SET TASK: Filter these entries, keeping only lines that hold the word "pattern".

• • •

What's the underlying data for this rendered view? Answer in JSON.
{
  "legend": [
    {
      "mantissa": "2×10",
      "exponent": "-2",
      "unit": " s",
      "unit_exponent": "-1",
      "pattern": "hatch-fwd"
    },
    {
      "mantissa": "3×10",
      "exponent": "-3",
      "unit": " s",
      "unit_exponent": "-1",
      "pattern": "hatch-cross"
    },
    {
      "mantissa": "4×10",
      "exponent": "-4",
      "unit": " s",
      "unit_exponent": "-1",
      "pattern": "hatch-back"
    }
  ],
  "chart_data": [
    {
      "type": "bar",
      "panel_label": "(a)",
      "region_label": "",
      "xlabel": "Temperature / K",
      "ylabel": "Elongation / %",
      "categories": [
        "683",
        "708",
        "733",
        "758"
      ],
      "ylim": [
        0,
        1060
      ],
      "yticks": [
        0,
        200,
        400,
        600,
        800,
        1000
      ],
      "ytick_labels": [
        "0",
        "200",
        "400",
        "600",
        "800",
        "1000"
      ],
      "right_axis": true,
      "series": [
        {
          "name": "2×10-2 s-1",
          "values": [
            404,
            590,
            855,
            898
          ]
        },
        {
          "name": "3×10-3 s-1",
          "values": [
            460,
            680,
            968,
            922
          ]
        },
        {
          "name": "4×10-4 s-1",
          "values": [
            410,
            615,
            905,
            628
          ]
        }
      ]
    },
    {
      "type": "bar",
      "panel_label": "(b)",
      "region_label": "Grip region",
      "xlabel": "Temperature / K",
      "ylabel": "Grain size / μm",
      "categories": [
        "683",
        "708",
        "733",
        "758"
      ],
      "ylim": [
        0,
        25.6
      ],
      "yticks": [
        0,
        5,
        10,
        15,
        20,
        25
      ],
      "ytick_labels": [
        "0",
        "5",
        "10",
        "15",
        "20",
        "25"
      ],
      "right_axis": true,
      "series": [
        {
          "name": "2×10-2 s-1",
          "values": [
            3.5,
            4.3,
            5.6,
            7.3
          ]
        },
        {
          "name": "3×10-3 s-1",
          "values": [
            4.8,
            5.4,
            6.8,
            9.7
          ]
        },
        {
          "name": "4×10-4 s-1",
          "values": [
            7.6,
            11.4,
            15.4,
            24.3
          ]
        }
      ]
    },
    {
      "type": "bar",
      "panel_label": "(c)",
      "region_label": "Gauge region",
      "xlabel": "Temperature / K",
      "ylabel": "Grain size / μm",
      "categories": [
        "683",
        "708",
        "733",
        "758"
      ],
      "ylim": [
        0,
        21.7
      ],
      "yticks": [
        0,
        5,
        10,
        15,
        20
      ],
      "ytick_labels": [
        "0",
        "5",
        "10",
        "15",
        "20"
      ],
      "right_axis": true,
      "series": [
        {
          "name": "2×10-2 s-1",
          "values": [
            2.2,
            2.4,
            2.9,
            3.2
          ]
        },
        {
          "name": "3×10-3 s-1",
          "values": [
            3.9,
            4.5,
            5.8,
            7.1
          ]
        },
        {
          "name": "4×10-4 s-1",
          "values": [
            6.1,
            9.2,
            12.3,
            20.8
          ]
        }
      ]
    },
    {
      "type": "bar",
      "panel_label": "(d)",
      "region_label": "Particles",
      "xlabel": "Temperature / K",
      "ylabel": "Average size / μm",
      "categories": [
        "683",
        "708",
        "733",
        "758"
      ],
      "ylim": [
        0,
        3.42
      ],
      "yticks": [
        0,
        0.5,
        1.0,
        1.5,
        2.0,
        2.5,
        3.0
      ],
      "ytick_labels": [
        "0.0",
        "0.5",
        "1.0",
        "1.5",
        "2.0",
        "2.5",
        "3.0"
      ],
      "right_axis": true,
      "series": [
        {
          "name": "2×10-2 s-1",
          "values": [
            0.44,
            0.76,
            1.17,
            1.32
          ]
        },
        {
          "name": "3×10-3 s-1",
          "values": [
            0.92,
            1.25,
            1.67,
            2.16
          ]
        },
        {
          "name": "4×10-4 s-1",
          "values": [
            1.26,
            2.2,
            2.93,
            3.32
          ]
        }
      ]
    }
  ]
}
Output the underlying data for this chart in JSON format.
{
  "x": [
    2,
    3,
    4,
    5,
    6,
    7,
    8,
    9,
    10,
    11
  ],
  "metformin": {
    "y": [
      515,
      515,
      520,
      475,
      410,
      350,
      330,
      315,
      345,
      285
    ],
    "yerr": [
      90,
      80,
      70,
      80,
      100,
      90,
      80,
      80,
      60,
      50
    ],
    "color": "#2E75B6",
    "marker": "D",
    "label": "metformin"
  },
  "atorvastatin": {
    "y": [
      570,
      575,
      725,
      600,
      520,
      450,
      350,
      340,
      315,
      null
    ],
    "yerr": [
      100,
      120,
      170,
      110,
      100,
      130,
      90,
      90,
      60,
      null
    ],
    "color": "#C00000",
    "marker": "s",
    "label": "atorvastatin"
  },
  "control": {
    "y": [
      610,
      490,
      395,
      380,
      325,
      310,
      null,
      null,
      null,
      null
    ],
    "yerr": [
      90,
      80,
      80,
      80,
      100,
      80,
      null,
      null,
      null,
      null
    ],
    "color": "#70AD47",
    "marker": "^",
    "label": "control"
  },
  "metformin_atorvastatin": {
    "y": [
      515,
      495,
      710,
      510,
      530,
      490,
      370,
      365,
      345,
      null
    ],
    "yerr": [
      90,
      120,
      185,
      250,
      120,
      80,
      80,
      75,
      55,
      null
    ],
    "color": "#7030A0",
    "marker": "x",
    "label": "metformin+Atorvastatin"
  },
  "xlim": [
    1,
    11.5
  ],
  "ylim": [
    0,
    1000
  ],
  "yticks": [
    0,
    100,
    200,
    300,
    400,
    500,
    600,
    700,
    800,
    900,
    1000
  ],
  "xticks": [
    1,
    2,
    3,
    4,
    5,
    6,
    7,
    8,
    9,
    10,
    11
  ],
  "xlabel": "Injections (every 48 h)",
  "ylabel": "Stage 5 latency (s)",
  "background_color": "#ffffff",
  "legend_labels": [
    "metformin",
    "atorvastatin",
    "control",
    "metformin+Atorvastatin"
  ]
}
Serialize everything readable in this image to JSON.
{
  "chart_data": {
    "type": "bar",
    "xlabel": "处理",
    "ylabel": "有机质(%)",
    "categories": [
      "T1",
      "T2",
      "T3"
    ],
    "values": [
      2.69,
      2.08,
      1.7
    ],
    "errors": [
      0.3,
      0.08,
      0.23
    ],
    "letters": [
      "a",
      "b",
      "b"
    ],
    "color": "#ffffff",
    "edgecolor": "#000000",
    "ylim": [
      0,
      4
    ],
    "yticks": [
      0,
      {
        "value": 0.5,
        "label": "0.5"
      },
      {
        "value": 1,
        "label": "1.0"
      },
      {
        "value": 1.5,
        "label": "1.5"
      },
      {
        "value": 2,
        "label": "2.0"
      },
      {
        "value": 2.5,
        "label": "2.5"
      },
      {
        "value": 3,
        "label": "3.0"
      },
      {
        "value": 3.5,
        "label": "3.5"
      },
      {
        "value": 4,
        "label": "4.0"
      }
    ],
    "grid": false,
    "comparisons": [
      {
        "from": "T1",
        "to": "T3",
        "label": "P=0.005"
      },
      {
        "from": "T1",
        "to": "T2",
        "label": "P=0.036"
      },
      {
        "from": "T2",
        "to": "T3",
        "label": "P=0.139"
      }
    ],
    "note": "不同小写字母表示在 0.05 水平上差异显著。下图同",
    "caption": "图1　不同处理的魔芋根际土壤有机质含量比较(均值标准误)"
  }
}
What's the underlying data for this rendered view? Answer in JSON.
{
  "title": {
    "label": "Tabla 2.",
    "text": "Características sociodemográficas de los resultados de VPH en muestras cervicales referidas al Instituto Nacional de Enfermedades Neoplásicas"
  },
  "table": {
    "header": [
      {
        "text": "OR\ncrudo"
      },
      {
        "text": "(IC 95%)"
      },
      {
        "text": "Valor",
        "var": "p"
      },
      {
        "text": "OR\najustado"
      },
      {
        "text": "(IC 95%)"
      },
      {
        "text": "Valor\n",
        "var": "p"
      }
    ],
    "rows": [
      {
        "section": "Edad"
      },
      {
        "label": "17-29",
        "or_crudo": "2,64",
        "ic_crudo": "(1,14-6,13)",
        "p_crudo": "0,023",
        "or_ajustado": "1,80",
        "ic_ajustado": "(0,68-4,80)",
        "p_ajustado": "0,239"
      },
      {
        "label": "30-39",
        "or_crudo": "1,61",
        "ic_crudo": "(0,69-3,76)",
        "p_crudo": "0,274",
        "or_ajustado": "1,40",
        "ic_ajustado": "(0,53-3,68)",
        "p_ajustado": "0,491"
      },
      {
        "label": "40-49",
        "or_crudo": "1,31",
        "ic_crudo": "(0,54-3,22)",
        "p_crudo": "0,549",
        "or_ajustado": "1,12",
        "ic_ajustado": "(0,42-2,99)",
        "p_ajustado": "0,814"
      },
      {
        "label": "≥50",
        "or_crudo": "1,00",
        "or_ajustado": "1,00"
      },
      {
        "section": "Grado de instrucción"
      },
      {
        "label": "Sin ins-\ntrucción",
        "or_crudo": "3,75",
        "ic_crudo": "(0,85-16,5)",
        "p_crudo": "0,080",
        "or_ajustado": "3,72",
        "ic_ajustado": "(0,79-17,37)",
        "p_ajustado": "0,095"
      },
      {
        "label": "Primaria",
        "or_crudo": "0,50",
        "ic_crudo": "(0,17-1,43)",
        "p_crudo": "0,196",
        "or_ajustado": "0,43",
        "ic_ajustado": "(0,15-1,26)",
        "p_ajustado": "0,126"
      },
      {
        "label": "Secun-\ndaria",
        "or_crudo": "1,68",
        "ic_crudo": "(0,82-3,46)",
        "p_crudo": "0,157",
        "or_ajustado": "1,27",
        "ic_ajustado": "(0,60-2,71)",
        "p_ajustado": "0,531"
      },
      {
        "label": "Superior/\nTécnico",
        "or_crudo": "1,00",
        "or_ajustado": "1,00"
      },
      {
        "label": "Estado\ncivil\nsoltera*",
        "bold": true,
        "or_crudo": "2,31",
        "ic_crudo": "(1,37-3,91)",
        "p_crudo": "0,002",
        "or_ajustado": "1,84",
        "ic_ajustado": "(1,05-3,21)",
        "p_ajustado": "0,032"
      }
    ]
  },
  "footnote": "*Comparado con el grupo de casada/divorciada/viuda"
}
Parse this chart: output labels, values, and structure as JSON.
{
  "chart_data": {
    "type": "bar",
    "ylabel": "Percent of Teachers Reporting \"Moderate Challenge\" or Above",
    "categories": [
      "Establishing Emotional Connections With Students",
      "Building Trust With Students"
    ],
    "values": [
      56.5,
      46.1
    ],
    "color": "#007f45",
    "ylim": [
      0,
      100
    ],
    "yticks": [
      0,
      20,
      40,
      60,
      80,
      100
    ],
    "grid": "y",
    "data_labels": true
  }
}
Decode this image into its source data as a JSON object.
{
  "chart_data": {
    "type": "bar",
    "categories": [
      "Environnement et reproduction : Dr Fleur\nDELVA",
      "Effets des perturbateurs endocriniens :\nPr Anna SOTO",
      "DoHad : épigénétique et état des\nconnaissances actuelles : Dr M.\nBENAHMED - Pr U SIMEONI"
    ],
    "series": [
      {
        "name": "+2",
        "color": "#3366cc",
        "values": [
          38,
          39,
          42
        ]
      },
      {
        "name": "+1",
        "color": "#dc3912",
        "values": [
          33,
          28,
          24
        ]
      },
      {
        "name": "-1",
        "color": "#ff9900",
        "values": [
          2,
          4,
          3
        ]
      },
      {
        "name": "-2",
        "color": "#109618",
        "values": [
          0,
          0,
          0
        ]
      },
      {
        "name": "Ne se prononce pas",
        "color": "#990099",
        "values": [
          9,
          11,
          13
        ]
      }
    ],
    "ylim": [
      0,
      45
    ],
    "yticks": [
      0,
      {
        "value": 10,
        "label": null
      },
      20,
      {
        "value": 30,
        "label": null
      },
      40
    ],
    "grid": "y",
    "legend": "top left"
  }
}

• • •

COMPLETE RESPONSE:
      "pattern": "hatch-fwd"
      "pattern": "hatch-cross"
      "pattern": "hatch-back"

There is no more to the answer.